- [WRITTEN PROBLEM]
Write out all the lines again, precisely as they stand, but without the images.
┌────────
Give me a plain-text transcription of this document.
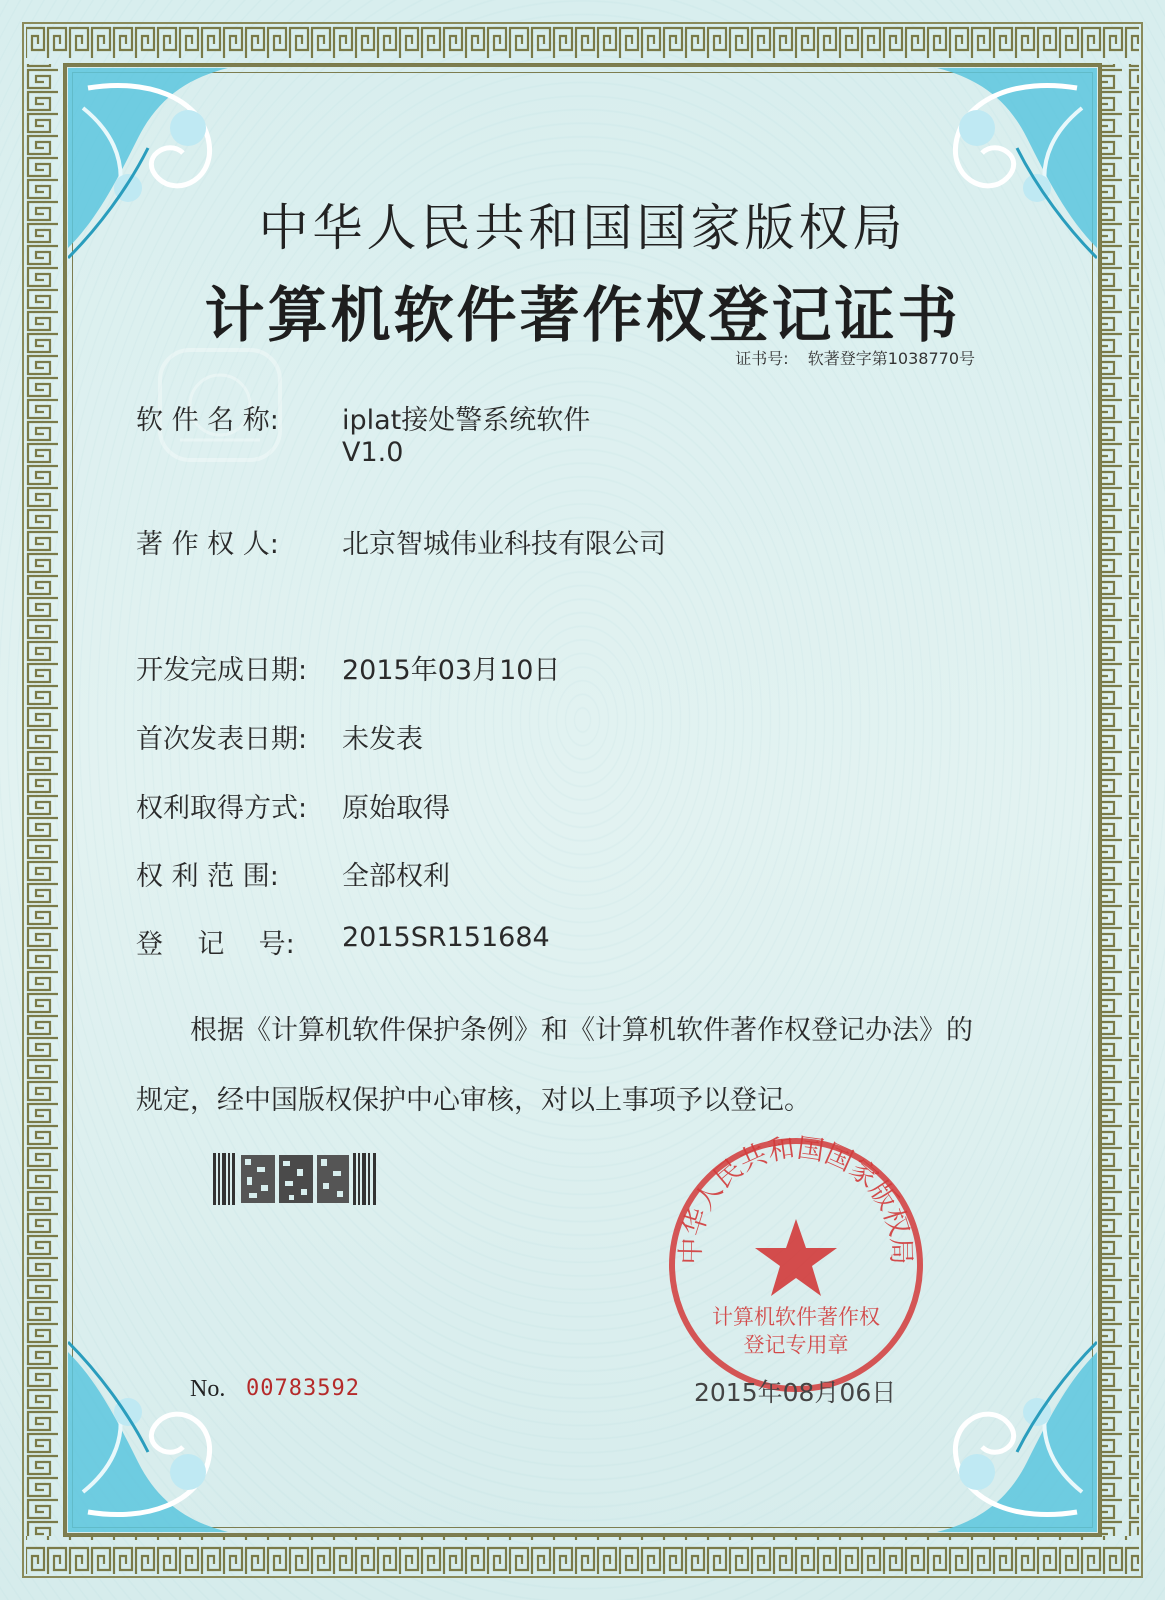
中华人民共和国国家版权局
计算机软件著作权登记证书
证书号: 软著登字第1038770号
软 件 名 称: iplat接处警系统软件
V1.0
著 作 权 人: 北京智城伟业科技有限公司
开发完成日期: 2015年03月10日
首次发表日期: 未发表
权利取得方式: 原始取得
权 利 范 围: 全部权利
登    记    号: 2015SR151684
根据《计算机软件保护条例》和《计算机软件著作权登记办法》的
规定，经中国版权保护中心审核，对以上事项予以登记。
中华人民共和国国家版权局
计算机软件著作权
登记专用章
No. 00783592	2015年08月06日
└────────
- [WRITTEN RESPONSE]
Give me a plain-text transcription of this document.
中华人民共和国国家版权局
计算机软件著作权登记证书
证书号: 软著登字第1038770号
软 件 名 称: iplat接处警系统软件
V1.0
著 作 权 人: 北京智城伟业科技有限公司
开发完成日期: 2015年03月10日
首次发表日期: 未发表
权利取得方式: 原始取得
权 利 范 围: 全部权利
登    记    号: 2015SR151684
根据《计算机软件保护条例》和《计算机软件著作权登记办法》的
规定，经中国版权保护中心审核，对以上事项予以登记。
中华人民共和国国家版权局
计算机软件著作权
登记专用章
No. 00783592	2015年08月06日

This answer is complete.